───── Material for this exercise ─────

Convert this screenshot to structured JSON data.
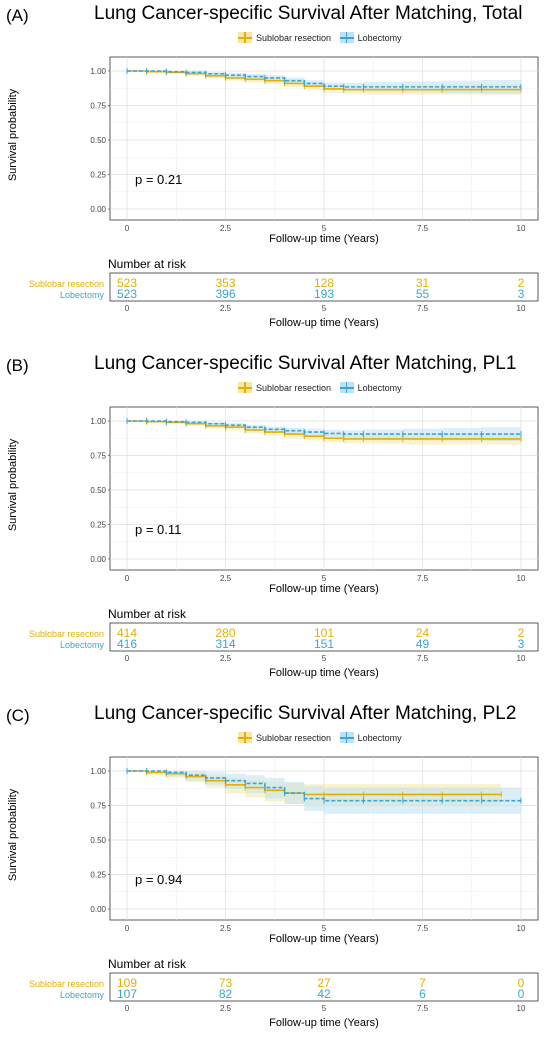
{
  "common": {
    "ylabel": "Survival probability",
    "xlabel": "Follow-up time (Years)",
    "risk_title": "Number at risk",
    "series_names": [
      "Sublobar resection",
      "Lobectomy"
    ],
    "x_ticks": [
      "0",
      "2.5",
      "5",
      "7.5",
      "10"
    ],
    "y_ticks": [
      "0.00",
      "0.25",
      "0.50",
      "0.75",
      "1.00"
    ],
    "colors": {
      "sublobar": "#E1B000",
      "lobectomy": "#3AA4D6",
      "sublobar_ci": "#F6E7A6",
      "lobectomy_ci": "#BFE2F3"
    }
  },
  "chart_data": [
    {
      "type": "line",
      "panel": "(A)",
      "title": "Lung Cancer-specific Survival After Matching, Total",
      "p_value": "p = 0.21",
      "xlabel": "Follow-up time (Years)",
      "ylabel": "Survival probability",
      "xlim": [
        0,
        10
      ],
      "ylim": [
        0,
        1
      ],
      "legend_position": "top",
      "grid": true,
      "series": [
        {
          "name": "Sublobar resection",
          "x": [
            0,
            0.5,
            1,
            1.5,
            2,
            2.5,
            3,
            3.5,
            4,
            4.5,
            5,
            5.5,
            6,
            7,
            8,
            9,
            10
          ],
          "y": [
            1.0,
            0.995,
            0.99,
            0.98,
            0.965,
            0.95,
            0.94,
            0.93,
            0.91,
            0.89,
            0.87,
            0.865,
            0.865,
            0.865,
            0.865,
            0.865,
            0.865
          ],
          "ci_low": [
            1.0,
            0.99,
            0.98,
            0.965,
            0.948,
            0.93,
            0.918,
            0.905,
            0.885,
            0.862,
            0.84,
            0.832,
            0.83,
            0.83,
            0.83,
            0.83,
            0.83
          ],
          "ci_high": [
            1.0,
            1.0,
            0.998,
            0.993,
            0.983,
            0.97,
            0.962,
            0.955,
            0.937,
            0.918,
            0.9,
            0.898,
            0.9,
            0.9,
            0.9,
            0.9,
            0.9
          ]
        },
        {
          "name": "Lobectomy",
          "x": [
            0,
            0.5,
            1,
            1.5,
            2,
            2.5,
            3,
            3.5,
            4,
            4.5,
            5,
            5.5,
            6,
            7,
            8,
            9,
            10
          ],
          "y": [
            1.0,
            1.0,
            0.995,
            0.99,
            0.98,
            0.97,
            0.96,
            0.95,
            0.93,
            0.91,
            0.89,
            0.885,
            0.885,
            0.885,
            0.885,
            0.885,
            0.885
          ],
          "ci_low": [
            1.0,
            0.995,
            0.988,
            0.98,
            0.968,
            0.955,
            0.942,
            0.93,
            0.91,
            0.886,
            0.862,
            0.855,
            0.85,
            0.845,
            0.84,
            0.835,
            0.83
          ],
          "ci_high": [
            1.0,
            1.0,
            1.0,
            0.998,
            0.992,
            0.985,
            0.978,
            0.97,
            0.952,
            0.934,
            0.918,
            0.915,
            0.92,
            0.925,
            0.93,
            0.935,
            0.94
          ]
        }
      ],
      "risk_table": {
        "x": [
          0,
          2.5,
          5,
          7.5,
          10
        ],
        "Sublobar resection": [
          523,
          353,
          128,
          31,
          2
        ],
        "Lobectomy": [
          523,
          396,
          193,
          55,
          3
        ]
      }
    },
    {
      "type": "line",
      "panel": "(B)",
      "title": "Lung Cancer-specific Survival After Matching, PL1",
      "p_value": "p = 0.11",
      "xlabel": "Follow-up time (Years)",
      "ylabel": "Survival probability",
      "xlim": [
        0,
        10
      ],
      "ylim": [
        0,
        1
      ],
      "legend_position": "top",
      "grid": true,
      "series": [
        {
          "name": "Sublobar resection",
          "x": [
            0,
            0.5,
            1,
            1.5,
            2,
            2.5,
            3,
            3.5,
            4,
            4.5,
            5,
            5.5,
            6,
            7,
            8,
            9,
            10
          ],
          "y": [
            1.0,
            0.995,
            0.99,
            0.98,
            0.965,
            0.955,
            0.935,
            0.92,
            0.905,
            0.89,
            0.875,
            0.87,
            0.87,
            0.87,
            0.87,
            0.87,
            0.87
          ],
          "ci_low": [
            1.0,
            0.99,
            0.98,
            0.965,
            0.945,
            0.932,
            0.91,
            0.893,
            0.876,
            0.86,
            0.845,
            0.838,
            0.835,
            0.83,
            0.83,
            0.83,
            0.83
          ],
          "ci_high": [
            1.0,
            1.0,
            0.998,
            0.993,
            0.983,
            0.976,
            0.958,
            0.945,
            0.932,
            0.918,
            0.905,
            0.902,
            0.905,
            0.91,
            0.91,
            0.91,
            0.91
          ]
        },
        {
          "name": "Lobectomy",
          "x": [
            0,
            0.5,
            1,
            1.5,
            2,
            2.5,
            3,
            3.5,
            4,
            4.5,
            5,
            5.5,
            6,
            7,
            8,
            9,
            10
          ],
          "y": [
            1.0,
            1.0,
            0.995,
            0.99,
            0.98,
            0.97,
            0.955,
            0.94,
            0.93,
            0.92,
            0.91,
            0.905,
            0.905,
            0.905,
            0.905,
            0.905,
            0.905
          ],
          "ci_low": [
            1.0,
            0.995,
            0.988,
            0.98,
            0.968,
            0.955,
            0.938,
            0.92,
            0.908,
            0.896,
            0.884,
            0.877,
            0.872,
            0.865,
            0.86,
            0.855,
            0.85
          ],
          "ci_high": [
            1.0,
            1.0,
            1.0,
            0.998,
            0.992,
            0.985,
            0.972,
            0.96,
            0.952,
            0.944,
            0.936,
            0.933,
            0.938,
            0.945,
            0.95,
            0.955,
            0.96
          ]
        }
      ],
      "risk_table": {
        "x": [
          0,
          2.5,
          5,
          7.5,
          10
        ],
        "Sublobar resection": [
          414,
          280,
          101,
          24,
          2
        ],
        "Lobectomy": [
          416,
          314,
          151,
          49,
          3
        ]
      }
    },
    {
      "type": "line",
      "panel": "(C)",
      "title": "Lung Cancer-specific Survival After Matching, PL2",
      "p_value": "p = 0.94",
      "xlabel": "Follow-up time (Years)",
      "ylabel": "Survival probability",
      "xlim": [
        0,
        10
      ],
      "ylim": [
        0,
        1
      ],
      "legend_position": "top",
      "grid": true,
      "series": [
        {
          "name": "Sublobar resection",
          "x": [
            0,
            0.5,
            1,
            1.5,
            2,
            2.5,
            3,
            3.5,
            4,
            4.5,
            5,
            6,
            7,
            8,
            9,
            9.5
          ],
          "y": [
            1.0,
            0.99,
            0.98,
            0.96,
            0.93,
            0.9,
            0.88,
            0.86,
            0.84,
            0.83,
            0.83,
            0.83,
            0.83,
            0.83,
            0.83,
            0.83
          ],
          "ci_low": [
            1.0,
            0.97,
            0.95,
            0.92,
            0.88,
            0.84,
            0.81,
            0.78,
            0.76,
            0.75,
            0.75,
            0.75,
            0.75,
            0.75,
            0.75,
            0.75
          ],
          "ci_high": [
            1.0,
            1.0,
            1.0,
            0.99,
            0.97,
            0.95,
            0.935,
            0.925,
            0.915,
            0.905,
            0.905,
            0.905,
            0.905,
            0.905,
            0.905,
            0.905
          ]
        },
        {
          "name": "Lobectomy",
          "x": [
            0,
            0.5,
            1,
            1.5,
            2,
            2.5,
            3,
            3.5,
            4,
            4.5,
            5,
            6,
            7,
            8,
            9,
            10
          ],
          "y": [
            1.0,
            1.0,
            0.99,
            0.97,
            0.95,
            0.93,
            0.91,
            0.88,
            0.84,
            0.8,
            0.785,
            0.785,
            0.785,
            0.785,
            0.785,
            0.785
          ],
          "ci_low": [
            1.0,
            0.98,
            0.96,
            0.93,
            0.9,
            0.87,
            0.84,
            0.8,
            0.76,
            0.71,
            0.69,
            0.69,
            0.69,
            0.69,
            0.69,
            0.69
          ],
          "ci_high": [
            1.0,
            1.0,
            1.0,
            1.0,
            0.99,
            0.98,
            0.97,
            0.95,
            0.92,
            0.89,
            0.88,
            0.88,
            0.88,
            0.88,
            0.88,
            0.88
          ]
        }
      ],
      "risk_table": {
        "x": [
          0,
          2.5,
          5,
          7.5,
          10
        ],
        "Sublobar resection": [
          109,
          73,
          27,
          7,
          0
        ],
        "Lobectomy": [
          107,
          82,
          42,
          6,
          0
        ]
      }
    }
  ]
}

─────

Required task:
Sift through the entries and copy every line with "Cancer".

Response to the exercise:
      "title": "Lung Cancer-specific Survival After Matching, Total",
      "title": "Lung Cancer-specific Survival After Matching, PL1",
      "title": "Lung Cancer-specific Survival After Matching, PL2",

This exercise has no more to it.